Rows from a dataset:
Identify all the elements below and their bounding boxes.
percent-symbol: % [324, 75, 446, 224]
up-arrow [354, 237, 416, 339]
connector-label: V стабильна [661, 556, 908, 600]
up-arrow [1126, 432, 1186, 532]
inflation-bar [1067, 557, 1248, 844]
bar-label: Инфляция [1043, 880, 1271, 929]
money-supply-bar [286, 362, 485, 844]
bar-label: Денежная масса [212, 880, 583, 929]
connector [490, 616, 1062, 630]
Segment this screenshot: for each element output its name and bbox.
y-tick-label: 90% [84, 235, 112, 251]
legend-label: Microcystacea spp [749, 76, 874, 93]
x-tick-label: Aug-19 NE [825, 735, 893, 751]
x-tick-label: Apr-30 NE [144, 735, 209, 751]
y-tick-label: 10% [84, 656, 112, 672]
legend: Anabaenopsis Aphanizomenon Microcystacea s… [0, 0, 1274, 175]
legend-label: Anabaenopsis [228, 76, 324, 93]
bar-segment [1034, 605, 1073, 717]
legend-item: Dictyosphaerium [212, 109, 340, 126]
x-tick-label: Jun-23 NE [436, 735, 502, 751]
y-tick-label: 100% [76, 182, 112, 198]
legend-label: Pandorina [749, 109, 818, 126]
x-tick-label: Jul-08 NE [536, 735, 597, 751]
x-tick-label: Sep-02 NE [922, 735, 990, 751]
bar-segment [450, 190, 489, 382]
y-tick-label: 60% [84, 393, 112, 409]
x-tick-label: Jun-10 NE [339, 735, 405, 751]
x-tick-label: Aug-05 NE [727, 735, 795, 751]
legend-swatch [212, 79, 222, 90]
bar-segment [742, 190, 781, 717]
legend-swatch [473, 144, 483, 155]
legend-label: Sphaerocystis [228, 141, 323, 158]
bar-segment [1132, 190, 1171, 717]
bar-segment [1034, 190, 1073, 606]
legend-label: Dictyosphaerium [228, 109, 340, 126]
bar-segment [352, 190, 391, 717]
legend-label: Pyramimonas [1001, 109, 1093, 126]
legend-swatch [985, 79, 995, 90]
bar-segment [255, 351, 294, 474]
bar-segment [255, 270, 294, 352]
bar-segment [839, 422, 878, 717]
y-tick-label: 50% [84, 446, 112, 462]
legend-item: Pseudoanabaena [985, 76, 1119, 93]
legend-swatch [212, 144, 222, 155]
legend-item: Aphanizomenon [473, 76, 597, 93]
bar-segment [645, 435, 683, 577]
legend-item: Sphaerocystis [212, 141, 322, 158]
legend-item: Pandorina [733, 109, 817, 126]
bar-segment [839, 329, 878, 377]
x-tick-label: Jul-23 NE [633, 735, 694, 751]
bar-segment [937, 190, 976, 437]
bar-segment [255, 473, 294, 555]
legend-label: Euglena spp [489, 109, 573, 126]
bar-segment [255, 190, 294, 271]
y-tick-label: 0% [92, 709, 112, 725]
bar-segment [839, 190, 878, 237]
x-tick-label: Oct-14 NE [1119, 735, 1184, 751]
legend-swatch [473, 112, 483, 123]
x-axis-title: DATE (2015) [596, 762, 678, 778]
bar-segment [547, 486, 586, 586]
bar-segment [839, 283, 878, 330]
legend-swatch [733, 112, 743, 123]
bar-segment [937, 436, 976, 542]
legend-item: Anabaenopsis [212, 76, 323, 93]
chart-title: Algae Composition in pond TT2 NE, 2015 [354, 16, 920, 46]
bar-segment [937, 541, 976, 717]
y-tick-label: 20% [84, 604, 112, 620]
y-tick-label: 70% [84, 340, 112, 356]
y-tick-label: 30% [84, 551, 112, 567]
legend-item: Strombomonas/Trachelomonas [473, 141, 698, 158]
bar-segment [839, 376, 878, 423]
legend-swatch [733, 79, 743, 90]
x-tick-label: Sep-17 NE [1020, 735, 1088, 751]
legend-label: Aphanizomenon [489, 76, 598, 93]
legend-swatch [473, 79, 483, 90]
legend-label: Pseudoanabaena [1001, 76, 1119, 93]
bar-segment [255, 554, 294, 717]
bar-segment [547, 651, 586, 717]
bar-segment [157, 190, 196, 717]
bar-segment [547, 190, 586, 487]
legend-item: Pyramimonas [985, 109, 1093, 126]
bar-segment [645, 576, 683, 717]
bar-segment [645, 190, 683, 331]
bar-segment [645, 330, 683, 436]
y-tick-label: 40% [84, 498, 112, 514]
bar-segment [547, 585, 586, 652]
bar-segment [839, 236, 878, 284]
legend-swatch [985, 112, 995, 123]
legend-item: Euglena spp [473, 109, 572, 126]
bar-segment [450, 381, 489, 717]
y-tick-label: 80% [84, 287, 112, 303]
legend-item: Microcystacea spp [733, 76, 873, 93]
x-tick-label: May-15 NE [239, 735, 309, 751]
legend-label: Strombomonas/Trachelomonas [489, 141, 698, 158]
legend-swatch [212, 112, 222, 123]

= WHAT THE EXERCISE ASKS =
Write out every line of these records again, unchanged.

= RESPONSE TO THIS TASK =
Identify all the elements below and their bounding boxes.
percent-symbol: % [324, 75, 446, 224]
up-arrow [354, 237, 416, 339]
connector-label: V стабильна [661, 556, 908, 600]
up-arrow [1126, 432, 1186, 532]
inflation-bar [1067, 557, 1248, 844]
bar-label: Инфляция [1043, 880, 1271, 929]
money-supply-bar [286, 362, 485, 844]
bar-label: Денежная масса [212, 880, 583, 929]
connector [490, 616, 1062, 630]
Segment this screenshot: for each element output its name and bbox.
y-tick-label: 90% [84, 235, 112, 251]
legend-label: Microcystacea spp [749, 76, 874, 93]
x-tick-label: Aug-19 NE [825, 735, 893, 751]
x-tick-label: Apr-30 NE [144, 735, 209, 751]
y-tick-label: 10% [84, 656, 112, 672]
legend: Anabaenopsis Aphanizomenon Microcystacea s… [0, 0, 1274, 175]
legend-label: Anabaenopsis [228, 76, 324, 93]
bar-segment [1034, 605, 1073, 717]
legend-item: Dictyosphaerium [212, 109, 340, 126]
x-tick-label: Jun-23 NE [436, 735, 502, 751]
y-tick-label: 100% [76, 182, 112, 198]
legend-label: Pandorina [749, 109, 818, 126]
x-tick-label: Jul-08 NE [536, 735, 597, 751]
x-tick-label: Sep-02 NE [922, 735, 990, 751]
bar-segment [450, 190, 489, 382]
y-tick-label: 60% [84, 393, 112, 409]
x-tick-label: Jun-10 NE [339, 735, 405, 751]
x-tick-label: Aug-05 NE [727, 735, 795, 751]
legend-swatch [212, 79, 222, 90]
bar-segment [742, 190, 781, 717]
legend-swatch [473, 144, 483, 155]
legend-label: Sphaerocystis [228, 141, 323, 158]
bar-segment [1132, 190, 1171, 717]
bar-segment [1034, 190, 1073, 606]
legend-label: Dictyosphaerium [228, 109, 340, 126]
bar-segment [352, 190, 391, 717]
legend-label: Pyramimonas [1001, 109, 1093, 126]
legend-swatch [985, 79, 995, 90]
bar-segment [255, 351, 294, 474]
bar-segment [255, 270, 294, 352]
bar-segment [839, 422, 878, 717]
y-tick-label: 50% [84, 446, 112, 462]
legend-item: Pseudoanabaena [985, 76, 1119, 93]
legend-swatch [212, 144, 222, 155]
legend-item: Aphanizomenon [473, 76, 597, 93]
bar-segment [645, 435, 683, 577]
legend-item: Sphaerocystis [212, 141, 322, 158]
legend-item: Pandorina [733, 109, 817, 126]
bar-segment [839, 329, 878, 377]
x-tick-label: Jul-23 NE [633, 735, 694, 751]
bar-segment [937, 190, 976, 437]
bar-segment [255, 473, 294, 555]
legend-label: Euglena spp [489, 109, 573, 126]
bar-segment [255, 190, 294, 271]
y-tick-label: 0% [92, 709, 112, 725]
bar-segment [839, 190, 878, 237]
x-tick-label: Oct-14 NE [1119, 735, 1184, 751]
legend-swatch [473, 112, 483, 123]
x-axis-title: DATE (2015) [596, 762, 678, 778]
bar-segment [547, 486, 586, 586]
bar-segment [839, 283, 878, 330]
legend-swatch [733, 112, 743, 123]
bar-segment [937, 436, 976, 542]
legend-item: Anabaenopsis [212, 76, 323, 93]
chart-title: Algae Composition in pond TT2 NE, 2015 [354, 16, 920, 46]
bar-segment [937, 541, 976, 717]
y-tick-label: 20% [84, 604, 112, 620]
y-tick-label: 70% [84, 340, 112, 356]
y-tick-label: 30% [84, 551, 112, 567]
legend-item: Strombomonas/Trachelomonas [473, 141, 698, 158]
bar-segment [839, 376, 878, 423]
legend-swatch [733, 79, 743, 90]
x-tick-label: Sep-17 NE [1020, 735, 1088, 751]
legend-label: Aphanizomenon [489, 76, 598, 93]
legend-swatch [473, 79, 483, 90]
legend-label: Pseudoanabaena [1001, 76, 1119, 93]
bar-segment [255, 554, 294, 717]
bar-segment [547, 651, 586, 717]
bar-segment [157, 190, 196, 717]
bar-segment [547, 190, 586, 487]
legend-item: Pyramimonas [985, 109, 1093, 126]
bar-segment [645, 576, 683, 717]
bar-segment [645, 190, 683, 331]
bar-segment [645, 330, 683, 436]
y-tick-label: 40% [84, 498, 112, 514]
bar-segment [547, 585, 586, 652]
bar-segment [839, 236, 878, 284]
legend-swatch [985, 112, 995, 123]
legend-item: Euglena spp [473, 109, 572, 126]
bar-segment [450, 381, 489, 717]
y-tick-label: 80% [84, 287, 112, 303]
legend-item: Microcystacea spp [733, 76, 873, 93]
x-tick-label: May-15 NE [239, 735, 309, 751]
legend-label: Strombomonas/Trachelomonas [489, 141, 698, 158]
legend-swatch [212, 112, 222, 123]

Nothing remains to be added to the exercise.